Dataset excerpt:
────────

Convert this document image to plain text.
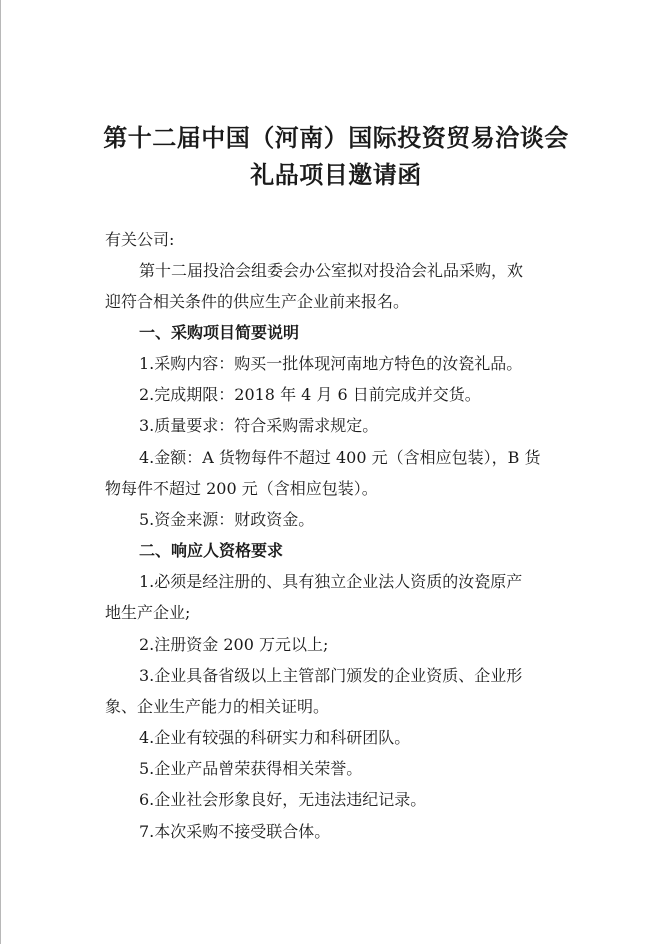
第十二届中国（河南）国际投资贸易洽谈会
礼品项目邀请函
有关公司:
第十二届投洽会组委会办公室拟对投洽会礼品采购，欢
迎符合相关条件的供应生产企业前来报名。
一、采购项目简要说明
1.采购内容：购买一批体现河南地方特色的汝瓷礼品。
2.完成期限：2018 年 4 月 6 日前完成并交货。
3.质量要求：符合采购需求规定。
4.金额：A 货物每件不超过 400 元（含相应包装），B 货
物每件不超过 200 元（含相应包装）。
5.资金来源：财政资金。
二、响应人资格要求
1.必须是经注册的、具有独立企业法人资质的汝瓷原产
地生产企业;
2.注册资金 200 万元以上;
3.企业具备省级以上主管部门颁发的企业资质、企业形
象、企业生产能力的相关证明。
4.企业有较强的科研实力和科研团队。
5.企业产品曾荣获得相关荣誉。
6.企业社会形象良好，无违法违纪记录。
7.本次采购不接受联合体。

────────

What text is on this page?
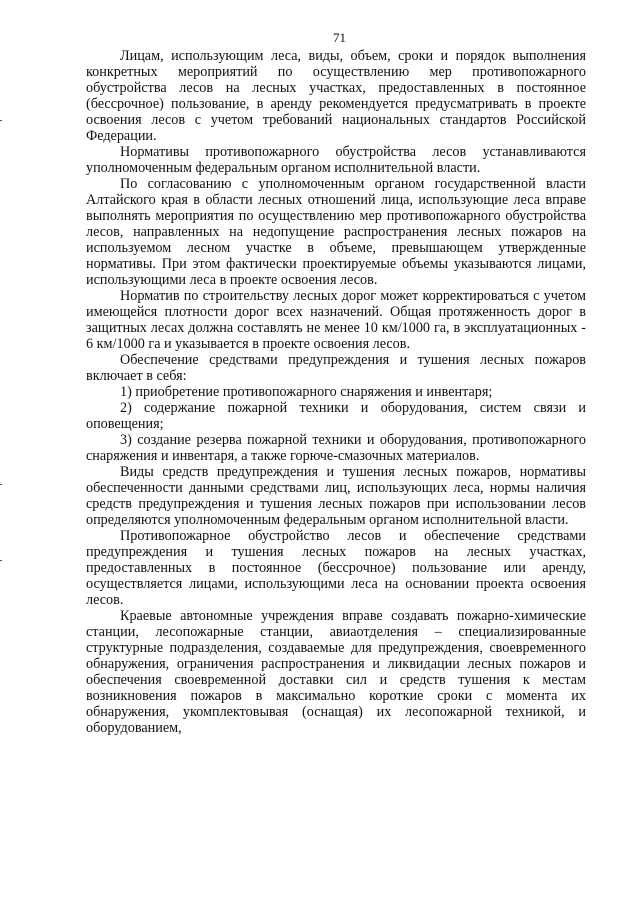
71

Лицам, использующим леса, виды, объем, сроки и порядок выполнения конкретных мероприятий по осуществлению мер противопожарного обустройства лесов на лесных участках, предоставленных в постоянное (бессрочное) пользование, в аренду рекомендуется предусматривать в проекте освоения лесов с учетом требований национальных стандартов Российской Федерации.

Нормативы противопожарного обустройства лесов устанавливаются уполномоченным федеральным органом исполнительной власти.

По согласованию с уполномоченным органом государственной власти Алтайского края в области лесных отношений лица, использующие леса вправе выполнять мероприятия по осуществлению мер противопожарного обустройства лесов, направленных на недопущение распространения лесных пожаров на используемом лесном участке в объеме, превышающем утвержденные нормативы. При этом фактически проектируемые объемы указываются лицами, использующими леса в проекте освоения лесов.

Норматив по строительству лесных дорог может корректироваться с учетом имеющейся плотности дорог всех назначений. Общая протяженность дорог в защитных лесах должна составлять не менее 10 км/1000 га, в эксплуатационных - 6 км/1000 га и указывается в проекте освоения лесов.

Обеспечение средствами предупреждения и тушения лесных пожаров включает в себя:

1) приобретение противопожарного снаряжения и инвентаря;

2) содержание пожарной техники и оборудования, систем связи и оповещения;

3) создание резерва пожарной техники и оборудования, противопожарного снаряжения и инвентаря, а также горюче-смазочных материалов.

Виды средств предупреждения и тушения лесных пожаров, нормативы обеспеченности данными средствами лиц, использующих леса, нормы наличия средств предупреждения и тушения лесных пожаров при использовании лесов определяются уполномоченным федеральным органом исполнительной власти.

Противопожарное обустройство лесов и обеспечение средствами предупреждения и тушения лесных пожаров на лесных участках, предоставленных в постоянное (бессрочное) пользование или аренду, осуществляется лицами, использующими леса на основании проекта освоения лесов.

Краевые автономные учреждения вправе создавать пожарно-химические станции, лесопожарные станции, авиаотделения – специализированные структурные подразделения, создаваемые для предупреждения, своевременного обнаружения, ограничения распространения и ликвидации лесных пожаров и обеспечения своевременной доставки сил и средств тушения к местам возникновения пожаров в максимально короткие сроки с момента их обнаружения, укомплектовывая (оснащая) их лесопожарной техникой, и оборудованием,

────────

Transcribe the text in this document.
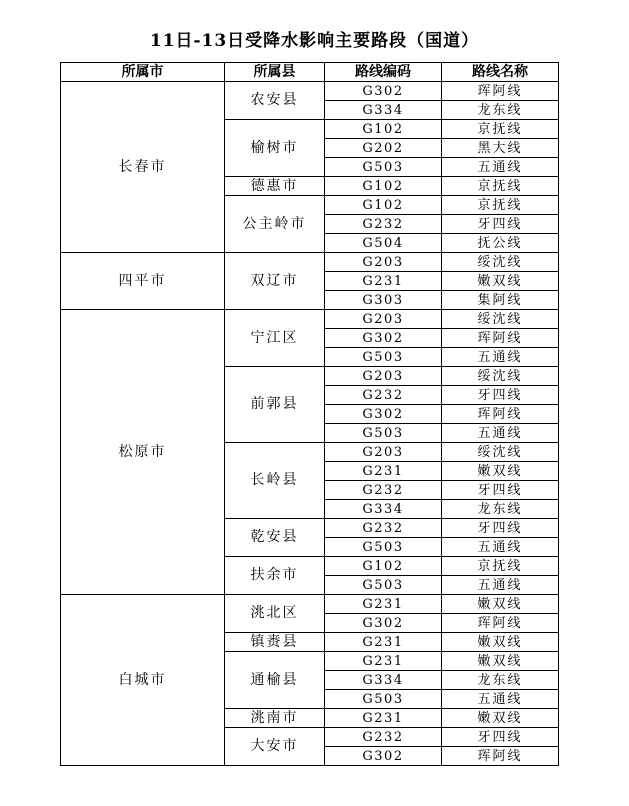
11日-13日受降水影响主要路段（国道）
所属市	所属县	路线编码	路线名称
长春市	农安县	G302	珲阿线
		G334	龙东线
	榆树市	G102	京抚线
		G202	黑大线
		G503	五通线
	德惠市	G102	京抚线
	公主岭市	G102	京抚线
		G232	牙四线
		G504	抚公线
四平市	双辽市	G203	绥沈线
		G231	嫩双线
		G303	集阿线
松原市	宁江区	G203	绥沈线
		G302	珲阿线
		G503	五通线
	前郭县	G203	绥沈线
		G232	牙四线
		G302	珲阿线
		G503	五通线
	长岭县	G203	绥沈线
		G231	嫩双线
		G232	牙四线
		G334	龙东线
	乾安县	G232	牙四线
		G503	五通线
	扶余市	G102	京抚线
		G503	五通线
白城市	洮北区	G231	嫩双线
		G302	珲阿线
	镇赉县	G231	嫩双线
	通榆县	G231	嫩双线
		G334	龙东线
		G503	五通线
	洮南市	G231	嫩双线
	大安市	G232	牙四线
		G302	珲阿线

────────

Check each line of the entries for the string "含相应包装". Copy the lines that have it.

4.金额：A 货物每件不超过 400 元（含相应包装），B 货
物每件不超过 200 元（含相应包装）。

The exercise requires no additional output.